[[ DATASET EXTRACT open ]]

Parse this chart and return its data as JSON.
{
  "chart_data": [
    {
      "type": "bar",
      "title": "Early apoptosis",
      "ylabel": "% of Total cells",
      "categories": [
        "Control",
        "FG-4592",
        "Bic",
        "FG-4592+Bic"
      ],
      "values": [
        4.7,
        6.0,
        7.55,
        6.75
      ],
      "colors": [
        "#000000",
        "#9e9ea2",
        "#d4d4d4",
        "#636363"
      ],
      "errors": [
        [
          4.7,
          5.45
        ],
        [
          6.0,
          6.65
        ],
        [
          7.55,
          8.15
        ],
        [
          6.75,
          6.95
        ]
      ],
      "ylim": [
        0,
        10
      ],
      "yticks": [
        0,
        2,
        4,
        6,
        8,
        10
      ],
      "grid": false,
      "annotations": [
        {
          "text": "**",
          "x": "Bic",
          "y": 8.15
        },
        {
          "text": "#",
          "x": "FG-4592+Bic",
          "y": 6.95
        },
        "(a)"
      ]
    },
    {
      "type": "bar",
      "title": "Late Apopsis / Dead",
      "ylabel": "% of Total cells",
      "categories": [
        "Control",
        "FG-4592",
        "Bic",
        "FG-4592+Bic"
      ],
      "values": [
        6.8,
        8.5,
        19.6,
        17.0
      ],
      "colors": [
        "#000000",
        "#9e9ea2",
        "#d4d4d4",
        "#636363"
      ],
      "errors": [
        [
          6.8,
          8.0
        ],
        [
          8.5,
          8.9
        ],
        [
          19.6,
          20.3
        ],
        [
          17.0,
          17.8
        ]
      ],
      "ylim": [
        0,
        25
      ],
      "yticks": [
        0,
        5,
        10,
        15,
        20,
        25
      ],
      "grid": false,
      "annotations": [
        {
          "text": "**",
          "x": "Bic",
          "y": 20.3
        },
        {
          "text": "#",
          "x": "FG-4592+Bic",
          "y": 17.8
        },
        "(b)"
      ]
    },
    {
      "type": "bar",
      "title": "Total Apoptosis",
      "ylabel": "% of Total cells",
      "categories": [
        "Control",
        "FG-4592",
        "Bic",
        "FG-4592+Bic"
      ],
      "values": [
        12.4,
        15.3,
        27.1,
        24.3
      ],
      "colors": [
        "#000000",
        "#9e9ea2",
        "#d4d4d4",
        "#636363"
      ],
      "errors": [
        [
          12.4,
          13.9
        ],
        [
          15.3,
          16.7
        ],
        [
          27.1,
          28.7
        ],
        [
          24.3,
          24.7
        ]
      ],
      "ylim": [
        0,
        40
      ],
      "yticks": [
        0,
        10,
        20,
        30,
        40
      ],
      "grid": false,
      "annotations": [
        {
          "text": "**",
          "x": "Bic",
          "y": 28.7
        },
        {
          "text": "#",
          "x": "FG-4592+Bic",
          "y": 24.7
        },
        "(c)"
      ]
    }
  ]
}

[[ DATASET EXTRACT closed ]]

Transcribe all of the data exactly, leaving no line out.

TASK ANSWER -
Parse this chart and return its data as JSON.
{
  "chart_data": [
    {
      "type": "bar",
      "title": "Early apoptosis",
      "ylabel": "% of Total cells",
      "categories": [
        "Control",
        "FG-4592",
        "Bic",
        "FG-4592+Bic"
      ],
      "values": [
        4.7,
        6.0,
        7.55,
        6.75
      ],
      "colors": [
        "#000000",
        "#9e9ea2",
        "#d4d4d4",
        "#636363"
      ],
      "errors": [
        [
          4.7,
          5.45
        ],
        [
          6.0,
          6.65
        ],
        [
          7.55,
          8.15
        ],
        [
          6.75,
          6.95
        ]
      ],
      "ylim": [
        0,
        10
      ],
      "yticks": [
        0,
        2,
        4,
        6,
        8,
        10
      ],
      "grid": false,
      "annotations": [
        {
          "text": "**",
          "x": "Bic",
          "y": 8.15
        },
        {
          "text": "#",
          "x": "FG-4592+Bic",
          "y": 6.95
        },
        "(a)"
      ]
    },
    {
      "type": "bar",
      "title": "Late Apopsis / Dead",
      "ylabel": "% of Total cells",
      "categories": [
        "Control",
        "FG-4592",
        "Bic",
        "FG-4592+Bic"
      ],
      "values": [
        6.8,
        8.5,
        19.6,
        17.0
      ],
      "colors": [
        "#000000",
        "#9e9ea2",
        "#d4d4d4",
        "#636363"
      ],
      "errors": [
        [
          6.8,
          8.0
        ],
        [
          8.5,
          8.9
        ],
        [
          19.6,
          20.3
        ],
        [
          17.0,
          17.8
        ]
      ],
      "ylim": [
        0,
        25
      ],
      "yticks": [
        0,
        5,
        10,
        15,
        20,
        25
      ],
      "grid": false,
      "annotations": [
        {
          "text": "**",
          "x": "Bic",
          "y": 20.3
        },
        {
          "text": "#",
          "x": "FG-4592+Bic",
          "y": 17.8
        },
        "(b)"
      ]
    },
    {
      "type": "bar",
      "title": "Total Apoptosis",
      "ylabel": "% of Total cells",
      "categories": [
        "Control",
        "FG-4592",
        "Bic",
        "FG-4592+Bic"
      ],
      "values": [
        12.4,
        15.3,
        27.1,
        24.3
      ],
      "colors": [
        "#000000",
        "#9e9ea2",
        "#d4d4d4",
        "#636363"
      ],
      "errors": [
        [
          12.4,
          13.9
        ],
        [
          15.3,
          16.7
        ],
        [
          27.1,
          28.7
        ],
        [
          24.3,
          24.7
        ]
      ],
      "ylim": [
        0,
        40
      ],
      "yticks": [
        0,
        10,
        20,
        30,
        40
      ],
      "grid": false,
      "annotations": [
        {
          "text": "**",
          "x": "Bic",
          "y": 28.7
        },
        {
          "text": "#",
          "x": "FG-4592+Bic",
          "y": 24.7
        },
        "(c)"
      ]
    }
  ]
}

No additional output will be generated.